━━━━━ Recorded data ━━━━━

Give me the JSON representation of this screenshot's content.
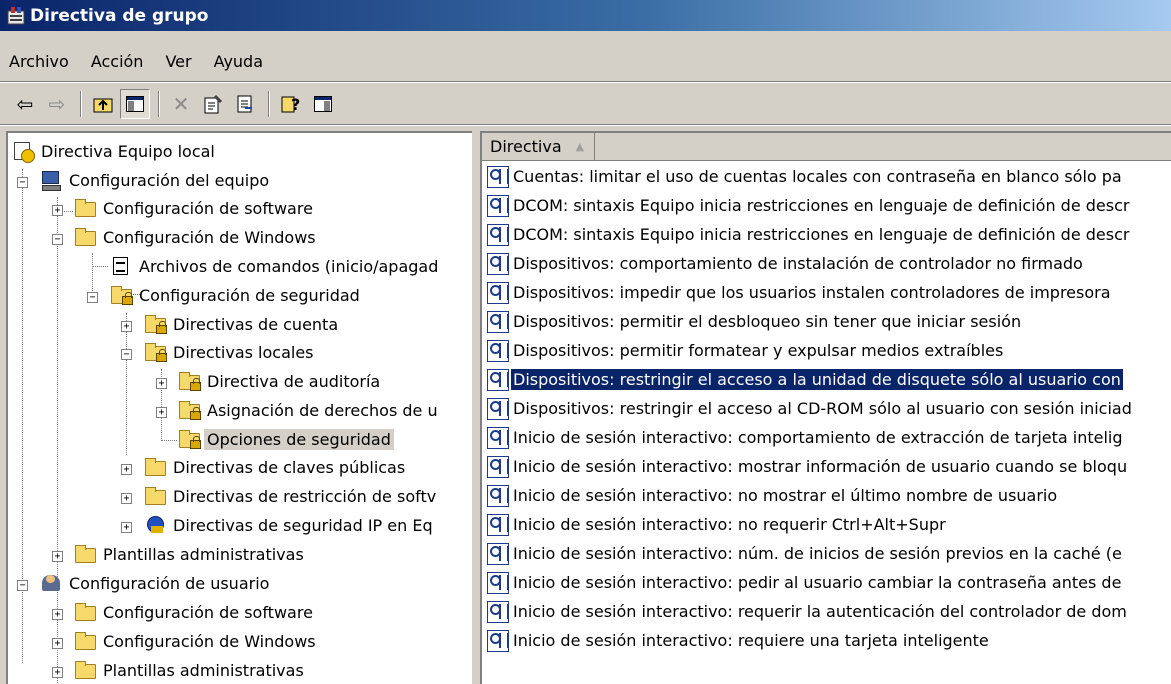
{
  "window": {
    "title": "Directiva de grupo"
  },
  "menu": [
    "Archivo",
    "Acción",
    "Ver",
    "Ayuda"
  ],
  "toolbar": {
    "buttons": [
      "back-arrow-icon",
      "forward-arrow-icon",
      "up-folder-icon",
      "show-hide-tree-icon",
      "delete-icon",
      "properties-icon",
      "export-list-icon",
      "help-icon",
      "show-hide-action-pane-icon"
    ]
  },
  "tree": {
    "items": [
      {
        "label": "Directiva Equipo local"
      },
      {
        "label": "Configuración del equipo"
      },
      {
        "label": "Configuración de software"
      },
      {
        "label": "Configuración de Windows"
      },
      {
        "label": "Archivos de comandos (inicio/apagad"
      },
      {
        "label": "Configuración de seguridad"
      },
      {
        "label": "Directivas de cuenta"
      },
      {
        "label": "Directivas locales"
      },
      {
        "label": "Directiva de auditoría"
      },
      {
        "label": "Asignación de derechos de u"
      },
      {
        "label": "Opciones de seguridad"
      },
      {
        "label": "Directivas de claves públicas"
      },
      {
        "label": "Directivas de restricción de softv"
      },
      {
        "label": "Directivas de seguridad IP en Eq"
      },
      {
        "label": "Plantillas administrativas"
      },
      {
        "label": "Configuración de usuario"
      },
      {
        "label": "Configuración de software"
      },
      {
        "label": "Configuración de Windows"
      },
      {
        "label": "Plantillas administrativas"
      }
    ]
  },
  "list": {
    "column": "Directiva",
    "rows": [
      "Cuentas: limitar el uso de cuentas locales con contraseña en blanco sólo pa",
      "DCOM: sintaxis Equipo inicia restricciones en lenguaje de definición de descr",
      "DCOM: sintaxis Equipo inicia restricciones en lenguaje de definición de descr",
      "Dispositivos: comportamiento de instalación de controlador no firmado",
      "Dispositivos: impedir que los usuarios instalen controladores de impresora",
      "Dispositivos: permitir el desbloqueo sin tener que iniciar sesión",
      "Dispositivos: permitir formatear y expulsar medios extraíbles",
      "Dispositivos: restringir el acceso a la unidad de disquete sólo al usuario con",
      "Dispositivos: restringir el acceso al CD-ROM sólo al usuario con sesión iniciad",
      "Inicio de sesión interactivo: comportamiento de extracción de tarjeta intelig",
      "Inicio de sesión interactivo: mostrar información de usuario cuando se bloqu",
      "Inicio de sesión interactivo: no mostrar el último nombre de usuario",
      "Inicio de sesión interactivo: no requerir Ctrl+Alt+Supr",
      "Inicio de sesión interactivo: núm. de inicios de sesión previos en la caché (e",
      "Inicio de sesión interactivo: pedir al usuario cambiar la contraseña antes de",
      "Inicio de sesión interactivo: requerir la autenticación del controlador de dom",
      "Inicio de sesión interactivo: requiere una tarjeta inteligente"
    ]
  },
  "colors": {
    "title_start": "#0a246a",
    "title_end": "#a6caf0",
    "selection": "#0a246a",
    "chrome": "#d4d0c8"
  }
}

━━━━━

**Task instructions:** Repeat the records above exactly, leaving out any pictures they contain.

**Task response:**
Give me the JSON representation of this screenshot's content.
{
  "window": {
    "title": "Directiva de grupo"
  },
  "menu": [
    "Archivo",
    "Acción",
    "Ver",
    "Ayuda"
  ],
  "toolbar": {
    "buttons": [
      "back-arrow-icon",
      "forward-arrow-icon",
      "up-folder-icon",
      "show-hide-tree-icon",
      "delete-icon",
      "properties-icon",
      "export-list-icon",
      "help-icon",
      "show-hide-action-pane-icon"
    ]
  },
  "tree": {
    "items": [
      {
        "label": "Directiva Equipo local"
      },
      {
        "label": "Configuración del equipo"
      },
      {
        "label": "Configuración de software"
      },
      {
        "label": "Configuración de Windows"
      },
      {
        "label": "Archivos de comandos (inicio/apagad"
      },
      {
        "label": "Configuración de seguridad"
      },
      {
        "label": "Directivas de cuenta"
      },
      {
        "label": "Directivas locales"
      },
      {
        "label": "Directiva de auditoría"
      },
      {
        "label": "Asignación de derechos de u"
      },
      {
        "label": "Opciones de seguridad"
      },
      {
        "label": "Directivas de claves públicas"
      },
      {
        "label": "Directivas de restricción de softv"
      },
      {
        "label": "Directivas de seguridad IP en Eq"
      },
      {
        "label": "Plantillas administrativas"
      },
      {
        "label": "Configuración de usuario"
      },
      {
        "label": "Configuración de software"
      },
      {
        "label": "Configuración de Windows"
      },
      {
        "label": "Plantillas administrativas"
      }
    ]
  },
  "list": {
    "column": "Directiva",
    "rows": [
      "Cuentas: limitar el uso de cuentas locales con contraseña en blanco sólo pa",
      "DCOM: sintaxis Equipo inicia restricciones en lenguaje de definición de descr",
      "DCOM: sintaxis Equipo inicia restricciones en lenguaje de definición de descr",
      "Dispositivos: comportamiento de instalación de controlador no firmado",
      "Dispositivos: impedir que los usuarios instalen controladores de impresora",
      "Dispositivos: permitir el desbloqueo sin tener que iniciar sesión",
      "Dispositivos: permitir formatear y expulsar medios extraíbles",
      "Dispositivos: restringir el acceso a la unidad de disquete sólo al usuario con",
      "Dispositivos: restringir el acceso al CD-ROM sólo al usuario con sesión iniciad",
      "Inicio de sesión interactivo: comportamiento de extracción de tarjeta intelig",
      "Inicio de sesión interactivo: mostrar información de usuario cuando se bloqu",
      "Inicio de sesión interactivo: no mostrar el último nombre de usuario",
      "Inicio de sesión interactivo: no requerir Ctrl+Alt+Supr",
      "Inicio de sesión interactivo: núm. de inicios de sesión previos en la caché (e",
      "Inicio de sesión interactivo: pedir al usuario cambiar la contraseña antes de",
      "Inicio de sesión interactivo: requerir la autenticación del controlador de dom",
      "Inicio de sesión interactivo: requiere una tarjeta inteligente"
    ]
  },
  "colors": {
    "title_start": "#0a246a",
    "title_end": "#a6caf0",
    "selection": "#0a246a",
    "chrome": "#d4d0c8"
  }
}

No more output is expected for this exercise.